Data entries:
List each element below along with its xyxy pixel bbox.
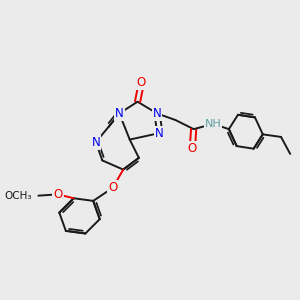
Text: N: N [92, 136, 100, 149]
Text: O: O [137, 76, 146, 89]
Text: O: O [188, 142, 197, 155]
Text: OCH₃: OCH₃ [4, 191, 32, 201]
Text: O: O [108, 181, 117, 194]
Text: N: N [155, 127, 164, 140]
Text: N: N [153, 107, 161, 120]
Text: N: N [115, 107, 124, 120]
Text: O: O [53, 188, 63, 201]
Text: NH: NH [205, 119, 222, 129]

● **What this task involves**: Express everything from the line containing "Text: N: N [92, 136, 100, 149]" down to the end of the records as a JSON list of strings, one string per line, leaving out any blank lines.

● **Result of the exercise**:
[
  "Text: N: N [92, 136, 100, 149]",
  "Text: O: O [137, 76, 146, 89]",
  "Text: O: O [188, 142, 197, 155]",
  "Text: OCH₃: OCH₃ [4, 191, 32, 201]",
  "Text: O: O [108, 181, 117, 194]",
  "Text: N: N [155, 127, 164, 140]",
  "Text: N: N [153, 107, 161, 120]",
  "Text: N: N [115, 107, 124, 120]",
  "Text: O: O [53, 188, 63, 201]",
  "Text: NH: NH [205, 119, 222, 129]"
]